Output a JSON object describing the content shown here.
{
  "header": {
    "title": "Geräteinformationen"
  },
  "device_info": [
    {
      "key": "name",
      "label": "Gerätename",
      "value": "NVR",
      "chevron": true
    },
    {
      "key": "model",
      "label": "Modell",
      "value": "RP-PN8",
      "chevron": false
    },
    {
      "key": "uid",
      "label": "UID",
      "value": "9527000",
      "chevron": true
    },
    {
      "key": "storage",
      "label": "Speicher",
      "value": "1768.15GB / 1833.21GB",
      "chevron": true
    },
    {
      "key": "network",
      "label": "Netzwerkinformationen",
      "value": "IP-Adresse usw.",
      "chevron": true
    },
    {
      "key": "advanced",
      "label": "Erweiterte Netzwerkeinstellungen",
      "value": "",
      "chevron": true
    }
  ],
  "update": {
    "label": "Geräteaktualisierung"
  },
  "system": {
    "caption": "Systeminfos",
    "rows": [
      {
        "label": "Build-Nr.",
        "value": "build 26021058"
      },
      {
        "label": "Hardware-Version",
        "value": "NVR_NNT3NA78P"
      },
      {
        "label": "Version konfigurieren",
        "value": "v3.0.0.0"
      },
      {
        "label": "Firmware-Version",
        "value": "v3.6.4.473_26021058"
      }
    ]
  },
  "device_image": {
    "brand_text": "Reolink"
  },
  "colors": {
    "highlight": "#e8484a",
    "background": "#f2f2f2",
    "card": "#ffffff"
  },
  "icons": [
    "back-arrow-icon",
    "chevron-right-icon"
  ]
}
****
OBJECTIVE
Copy out the full set of records precisely, leaving nothing out.

TASK ANSWER
Output a JSON object describing the content shown here.
{
  "header": {
    "title": "Geräteinformationen"
  },
  "device_info": [
    {
      "key": "name",
      "label": "Gerätename",
      "value": "NVR",
      "chevron": true
    },
    {
      "key": "model",
      "label": "Modell",
      "value": "RP-PN8",
      "chevron": false
    },
    {
      "key": "uid",
      "label": "UID",
      "value": "9527000",
      "chevron": true
    },
    {
      "key": "storage",
      "label": "Speicher",
      "value": "1768.15GB / 1833.21GB",
      "chevron": true
    },
    {
      "key": "network",
      "label": "Netzwerkinformationen",
      "value": "IP-Adresse usw.",
      "chevron": true
    },
    {
      "key": "advanced",
      "label": "Erweiterte Netzwerkeinstellungen",
      "value": "",
      "chevron": true
    }
  ],
  "update": {
    "label": "Geräteaktualisierung"
  },
  "system": {
    "caption": "Systeminfos",
    "rows": [
      {
        "label": "Build-Nr.",
        "value": "build 26021058"
      },
      {
        "label": "Hardware-Version",
        "value": "NVR_NNT3NA78P"
      },
      {
        "label": "Version konfigurieren",
        "value": "v3.0.0.0"
      },
      {
        "label": "Firmware-Version",
        "value": "v3.6.4.473_26021058"
      }
    ]
  },
  "device_image": {
    "brand_text": "Reolink"
  },
  "colors": {
    "highlight": "#e8484a",
    "background": "#f2f2f2",
    "card": "#ffffff"
  },
  "icons": [
    "back-arrow-icon",
    "chevron-right-icon"
  ]
}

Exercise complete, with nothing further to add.